--- Given passage ---

Part Number: DAC80004

Hello, everyone. The confusion is as follows. If we use a 3.0V reference as the full-scale voltage, then 1LSB is about 3/(2^16-1)=46uV. If we want to guarantee the 16bits resolution we should make the total output peak-peak noise is much smaller than 1/2*LSB which is 23uVpp. So it means the total rms noise should be smaller than 1/3*1/6*1/2*LSB=1.3uVrms. The datasheet of dac says its broadband noise is 55nV/rtHz at 10KHz. Let's assume it to be 50nV/rtHz and ignore the 1/f noise. Now we have BW=(1.3uV/(50nV/rtHz))^2=676Hz as the noise bandwidth, which means the signal bandwidth should be below 676Hz to  guarantee the resolution. The conclusion seems confusing to me and i'm not quite sure the above analysis is correct or not. Can anyone help to tell how to understand it?

  • Hi Xueliang,

    Thank you for your query. I am not able to understand why you have done 1/3*1/6*1/2. The peak-2-peak to rms conversion is 1/6. That means, to limit the noise below 1/2LSB i.e. 23uVpp or (23uVpp/6 = 3.8uVrms), you need a BW of (3.8uVrms/55nV)^2 = 4.7kHz.

    However, this is the worst case calculation. It will purely depend on the application about how the noise impacts the final output.

    Hope that answers your question.

    You can go through some TI precision lab training on noise calculations:

    training.ti.com/.../1313 - Noise 3 - slides.pdf

    Regards,
    Uttam Sahu
    Applications Engineer, Precision DACs
  • Hi Uttam,

    Thanks for your reply. The factor 1/3 comes from my misunderstanding of this: when rms-adding two unrelated noise sources if noise-a is less than 1/3 of noise-b then we can ignore the effect of noise-a. So I made it into the calculation. It's a mistake. : )

    But, I'm not quite clear about your words "the worst case". Do you mean that in actual application the result of above estimation will be higher then 4.7KHz, e.g. 5.9KHz or 7.2KHz?

    Can you say something more about this? How will this happen and if it does happen how much increase will the result be? Does an order of magnitude, i.e. 47KHz, seem reasonable?

  • Hi Xueliang,

    By worst case, I meant that we are calculating the noise figure considering it never goes beyond 1/2 LSB. Many applications may not be so sensitive to the peak-to-peak thermal noise. Hence, you may get an advantage in the bandwidth. May I ask what is your application?

--- Provided material ---

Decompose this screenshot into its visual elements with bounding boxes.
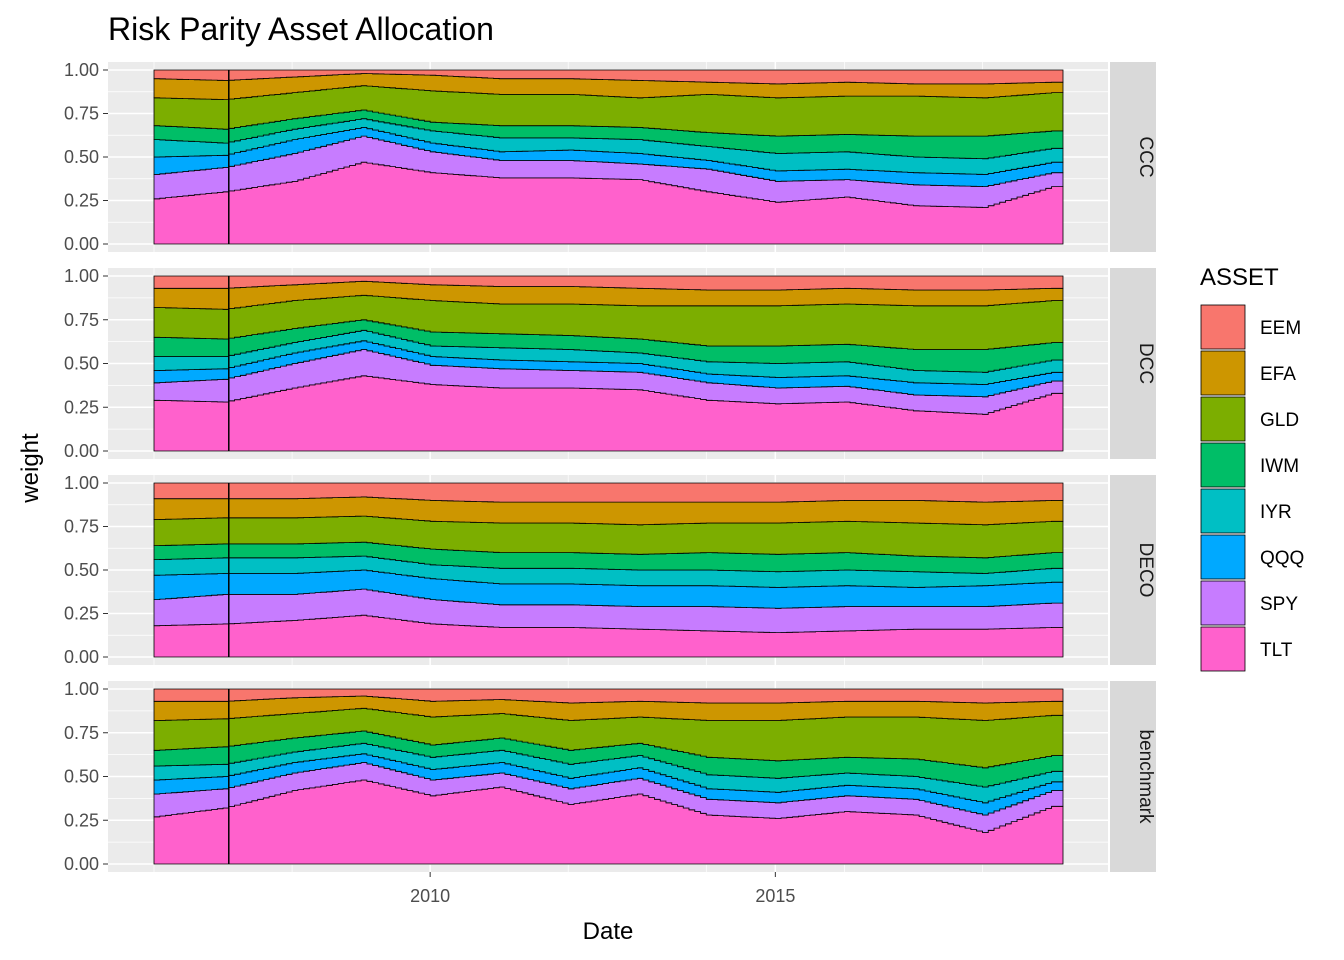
band-benchmark-eem bbox=[153, 688, 1064, 704]
legend-label: GLD bbox=[1260, 410, 1299, 431]
panel-deco: 0.00 0.25 0.50 0.75 1.00 DECO bbox=[64, 473, 1156, 667]
y-tick-label: 0.25 bbox=[64, 810, 99, 830]
chart-title: Risk Parity Asset Allocation bbox=[108, 11, 494, 47]
panel-ccc: 0.00 0.25 0.50 0.75 1.00 CCC bbox=[64, 60, 1156, 254]
legend-key-iyr bbox=[1200, 488, 1246, 534]
facet-panels: 0.00 0.25 0.50 0.75 1.00 CCC 0.00 0.25 0.50 0.75 1… bbox=[64, 60, 1156, 874]
facet-strip bbox=[1110, 475, 1156, 665]
x-axis-title: Date bbox=[583, 918, 634, 945]
y-tick-label: 0.50 bbox=[64, 354, 99, 374]
y-tick-label: 0.50 bbox=[64, 147, 99, 167]
x-tick-label: 2010 bbox=[410, 886, 450, 906]
y-tick-label: 1.00 bbox=[64, 60, 99, 80]
legend-label: EEM bbox=[1260, 318, 1301, 339]
legend-key-eem bbox=[1200, 304, 1246, 350]
y-tick-label: 0.50 bbox=[64, 560, 99, 580]
y-tick-label: 0.75 bbox=[64, 723, 99, 743]
legend-label: EFA bbox=[1260, 364, 1296, 385]
legend-label: TLT bbox=[1260, 640, 1293, 661]
y-tick-label: 0.75 bbox=[64, 517, 99, 537]
y-tick-label: 0.50 bbox=[64, 767, 99, 787]
y-tick-label: 0.25 bbox=[64, 191, 99, 211]
legend-label: SPY bbox=[1260, 594, 1298, 615]
y-axis-title: weight bbox=[17, 433, 44, 504]
x-axis: 2010 2015 bbox=[410, 872, 795, 906]
legend-key-tlt bbox=[1200, 626, 1246, 672]
y-tick-label: 0.00 bbox=[64, 647, 99, 667]
band-deco-eem bbox=[153, 482, 1064, 503]
panel-benchmark: 0.00 0.25 0.50 0.75 1.00 benchmark bbox=[64, 679, 1156, 874]
legend-key-gld bbox=[1200, 396, 1246, 442]
y-tick-label: 0.00 bbox=[64, 441, 99, 461]
facet-label: CCC bbox=[1135, 136, 1156, 177]
y-tick-label: 0.00 bbox=[64, 234, 99, 254]
y-tick-label: 0.00 bbox=[64, 854, 99, 874]
x-tick-label: 2015 bbox=[755, 886, 795, 906]
facet-label: DECO bbox=[1135, 543, 1156, 598]
y-tick-label: 1.00 bbox=[64, 266, 99, 286]
legend-label: IYR bbox=[1260, 502, 1292, 523]
legend-key-iwm bbox=[1200, 442, 1246, 488]
y-tick-label: 1.00 bbox=[64, 679, 99, 699]
facet-strip bbox=[1110, 268, 1156, 459]
y-tick-label: 0.75 bbox=[64, 310, 99, 330]
legend: ASSET EEM EFA GLD IWM IYR QQQ SPY TLT bbox=[1200, 264, 1304, 672]
legend-key-spy bbox=[1200, 580, 1246, 626]
facet-label: DCC bbox=[1135, 343, 1156, 384]
legend-key-qqq bbox=[1200, 534, 1246, 580]
legend-label: IWM bbox=[1260, 456, 1299, 477]
y-tick-label: 0.25 bbox=[64, 604, 99, 624]
y-tick-label: 0.25 bbox=[64, 397, 99, 417]
legend-key-efa bbox=[1200, 350, 1246, 396]
y-tick-label: 0.75 bbox=[64, 104, 99, 124]
facet-strip bbox=[1110, 62, 1156, 252]
panel-dcc: 0.00 0.25 0.50 0.75 1.00 DCC bbox=[64, 266, 1156, 461]
facet-strip bbox=[1110, 681, 1156, 872]
band-dcc-eem bbox=[153, 275, 1064, 291]
legend-label: QQQ bbox=[1260, 548, 1304, 569]
legend-title: ASSET bbox=[1200, 264, 1279, 291]
band-ccc-eem bbox=[153, 69, 1064, 85]
y-tick-label: 1.00 bbox=[64, 473, 99, 493]
facet-label: benchmark bbox=[1135, 730, 1156, 824]
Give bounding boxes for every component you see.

---

Given instruction 1: Repeat the DAC noise thread word for word, everything from "Thanks for your" down to "mistake. : )".
Given instruction 2: In the DAC noise thread, why does the applications engineer call the 4.7kHz bandwidth result a worst case? Explain in one to three sentences.

Result 1:
Thanks for your reply. The factor 1/3 comes from my misunderstanding of this: when rms-adding two unrelated noise sources if noise-a is less than 1/3 of noise-b then we can ignore the effect of noise-a. So I made it into the calculation. It's a mistake. : )

Result 2: The calculation assumes the noise must never go beyond 1/2 LSB. Many applications are not that sensitive to peak-to-peak thermal noise, so they may be able to use a wider bandwidth.